• [Halaman]:
Namanya pun kesohor di antara orang Belanda. Ratu Wilhelmina saja sampai memberikannya penghargaan. Sebagai bentuk penghargaan, karena Margono mampu membantu Belanda meningkatkan hajat hidup kaum bumiputra. Namun, segala macam penghargaan itu tak membuat Margono terlena.

Margono Djojohadikusumo bersama istri dan keempat cucu dari anaknya Soemitro Djojohadikusumo, berdiri dari kiri: Marjani Ekowati, Biantiningsih Miderawati, Prabowo Subianto, dan Hashim Djojohadikusumo duduk di antara kakek neneknya.

Ia tetap menjaga nasiolismenya. Ia pun peka terhadap penderitaan rakyat karena penjajahan.

“Margono menempati posisi cukup tinggi dalam jenjang Pemerintah Hindia Belanda. Karena jasa-jasanya, Margono dianugerahi bintang Ridder in de Orde van Oranje Nassau tahun 1938 oleh Ratu Wilhelmina. Walaupun amtenar Hindia Belanda, Margono mempunyai pergaulan erat dengan tokoh-tokoh nasionalis, seperti Tjipto Mangoenkoesoemo, Soetomo, Ki Hajar Dewantara, dan Haji Agus Salim,” terang Rosihan Anwar dalam buku Sejarah Kecil ‘Petite Histoire’ Indonesia Jilid 6 (2012).

Bangun BNI

Eksistensi Margono di masa penjajahan Jepang tak kalah banyak. Ia memang sempat bekerja di Bank Perkreditan Rakyat. Namun, Margono tak kerasan. Ia memilih bekerja di Mangkunegara di Solo sebagai Kepala Badan Urusan Ekonomi.

• [Permintaan]: Ketik ulang tanpa perubahan bagian teks tentang Margono yang dimulai dengan "Namanya pun kesohor" dan berlanjut hingga "membuat Margono terlena.". Data di bawah ini merupakan bahan tersendiri yang terpisah dari teks tentang Margono.

• [Informasi yang ditampilkan]:
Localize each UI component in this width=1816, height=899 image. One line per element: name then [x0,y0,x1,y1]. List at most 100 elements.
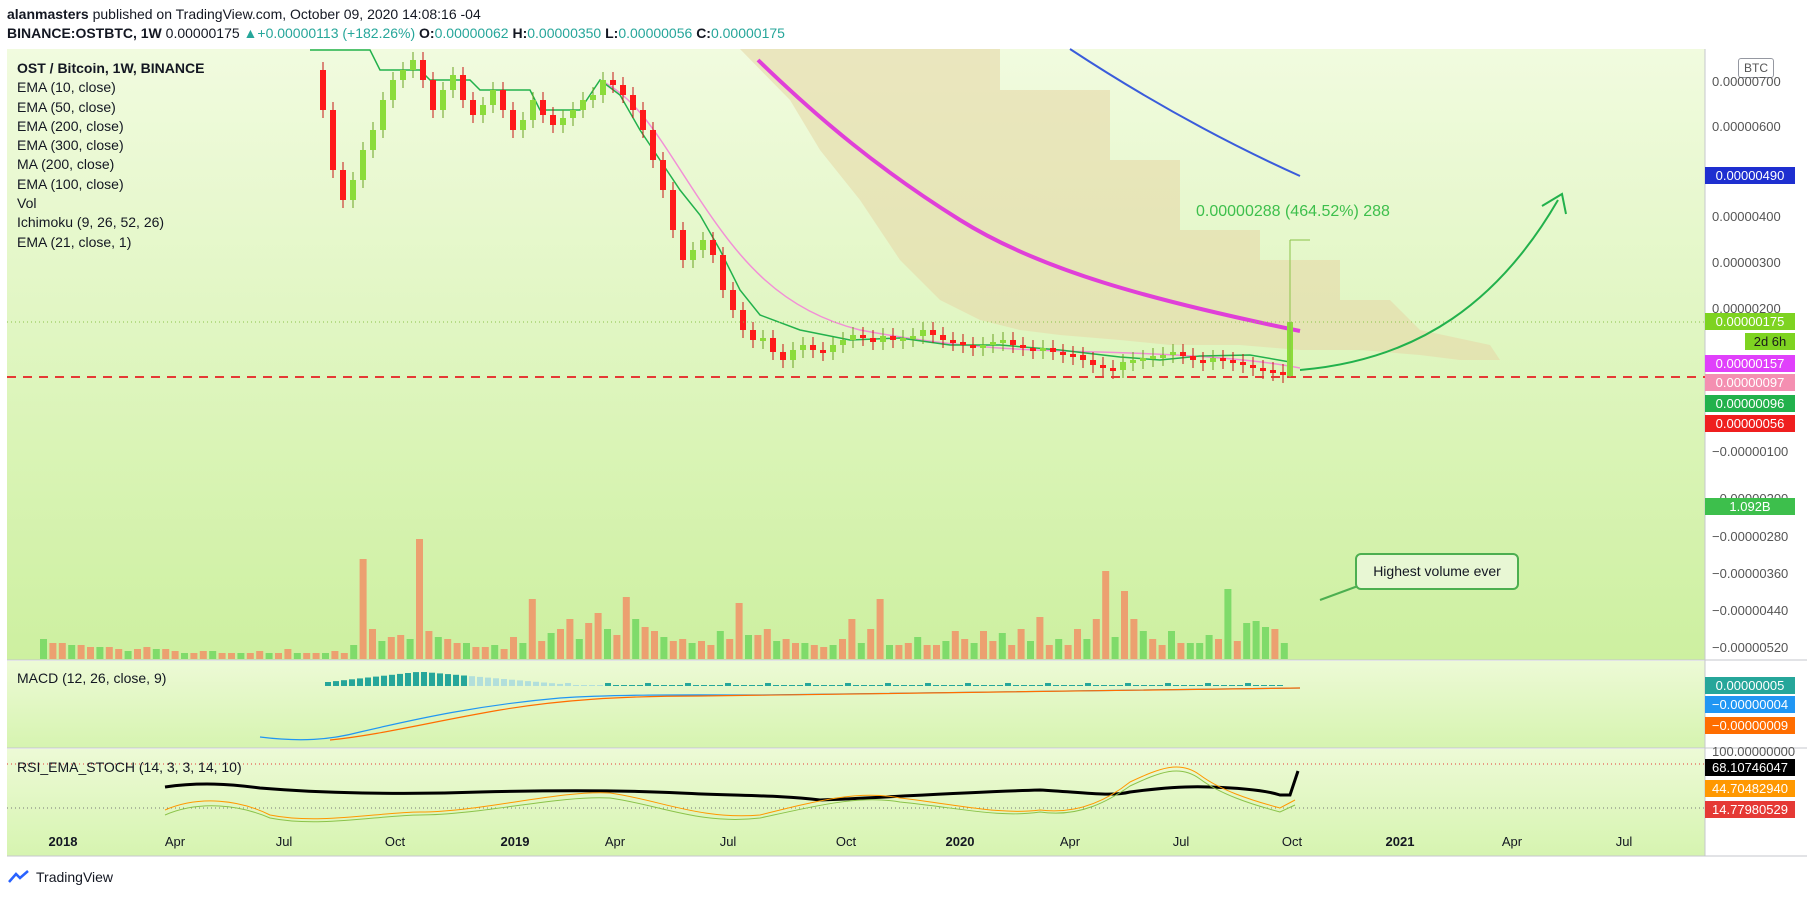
candle [1190,356,1196,360]
legend-item[interactable]: EMA (100, close) [17,175,124,192]
candle [380,100,386,130]
rsi-label[interactable]: RSI_EMA_STOCH (14, 3, 3, 14, 10) [17,759,242,775]
candle [1100,365,1106,368]
candle [1220,358,1226,361]
volume-bar [998,633,1006,659]
time-axis-label: Jul [1616,834,1633,849]
footer: TradingView [8,869,113,885]
legend-item[interactable]: EMA (300, close) [17,137,124,154]
time-axis-label: Apr [1502,834,1523,849]
volume-bar [500,649,508,659]
macd-hist-bar [1029,685,1035,686]
volume-bar [876,599,884,659]
volume-bar [792,643,799,659]
volume-bars [40,539,1288,659]
macd-hist-bar [1189,685,1195,686]
candle [620,85,626,95]
macd-hist-bar [421,672,427,686]
volume-bar [275,653,282,659]
macd-hist-bar [349,679,355,686]
volume-bar [481,647,489,659]
macd-hist-bar [341,680,347,686]
macd-hist-bar [1093,685,1099,686]
macd-label[interactable]: MACD (12, 26, close, 9) [17,670,167,686]
candle [1060,352,1066,355]
macd-hist-bar [717,685,723,686]
volume-bar [961,639,969,659]
legend-item[interactable]: MA (200, close) [17,156,115,173]
candle [780,352,786,360]
close-value: 0.00000175 [710,25,785,41]
candle [560,118,566,125]
macd-hist-bar [469,676,475,686]
volume-bar [1027,641,1034,659]
macd-hist-bar [1277,685,1283,686]
macd-hist-bar [757,685,763,686]
macd-hist-bar [429,672,435,686]
price-tag: 0.00000490 [1705,167,1795,184]
volume-bar [312,653,320,659]
volume-bar [152,649,160,659]
macd-hist-bar [693,685,699,686]
macd-hist-bar [605,683,611,686]
macd-hist-bar [1173,685,1179,686]
price-tag: 14.77980529 [1705,801,1795,818]
symbol-label: BINANCE:OSTBTC, 1W [7,25,162,41]
currency-badge[interactable]: BTC [1738,58,1774,78]
candle [370,130,376,150]
macd-hist-bar [749,685,755,686]
volume-bar [105,647,113,659]
macd-hist-bar [973,685,979,686]
volume-bar [463,643,470,659]
candle [470,100,476,115]
candle [1250,365,1256,368]
legend-item[interactable]: Vol [17,195,37,212]
price-tag: 0.00000097 [1705,374,1795,391]
volume-bar [989,641,997,659]
candle [1050,348,1056,352]
price-axis-label: 0.00000400 [1712,209,1781,224]
volume-bar [265,653,273,659]
volume-bar [96,647,104,659]
legend-item[interactable]: EMA (200, close) [17,117,124,134]
candle [1180,352,1186,356]
macd-hist-bar [1269,685,1275,686]
projection-arrow[interactable] [1299,199,1559,371]
candle [860,335,866,338]
volume-bar [416,539,423,659]
macd-hist-bar [1037,685,1043,686]
legend-item[interactable]: EMA (10, close) [17,79,116,96]
legend-symbol[interactable]: OST / Bitcoin, 1W, BINANCE [17,60,205,76]
macd-hist-bar [797,685,803,686]
volume-bar [1196,643,1204,659]
legend-item[interactable]: EMA (21, close, 1) [17,233,132,250]
macd-hist-bar [741,685,747,686]
author[interactable]: alanmasters [7,6,89,22]
callout-box[interactable]: Highest volume ever [1355,553,1519,590]
time-axis-label: 2018 [49,834,78,849]
price-axis-label: 0.00000700 [1712,74,1781,89]
legend-item[interactable]: Ichimoku (9, 26, 52, 26) [17,214,165,231]
volume-bar [763,629,771,659]
macd-hist-bar [949,685,955,686]
candle [810,345,816,350]
volume-bar [1074,629,1081,659]
candle [490,90,496,105]
candle [1120,362,1126,370]
candle [550,115,556,125]
macd-hist-bar [1245,683,1251,686]
macd-hist-bar [677,685,683,686]
time-axis-label: Jul [1173,834,1190,849]
candle [960,342,966,345]
candle [1090,360,1096,365]
candle [710,240,716,255]
volume-bar [397,635,405,659]
macd-histogram [325,672,1283,686]
volume-bar [237,653,245,659]
candle [900,338,906,341]
legend-item[interactable]: EMA (50, close) [17,98,116,115]
candle [1080,355,1086,360]
macd-hist-bar [365,677,371,686]
macd-hist-bar [821,685,827,686]
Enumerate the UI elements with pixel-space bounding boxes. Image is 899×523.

• [Jawaban berikut]:
Namanya pun kesohor di antara orang Belanda. Ratu Wilhelmina saja sampai memberikannya penghargaan. Sebagai bentuk penghargaan, karena Margono mampu membantu Belanda meningkatkan hajat hidup kaum bumiputra. Namun, segala macam penghargaan itu tak membuat Margono terlena.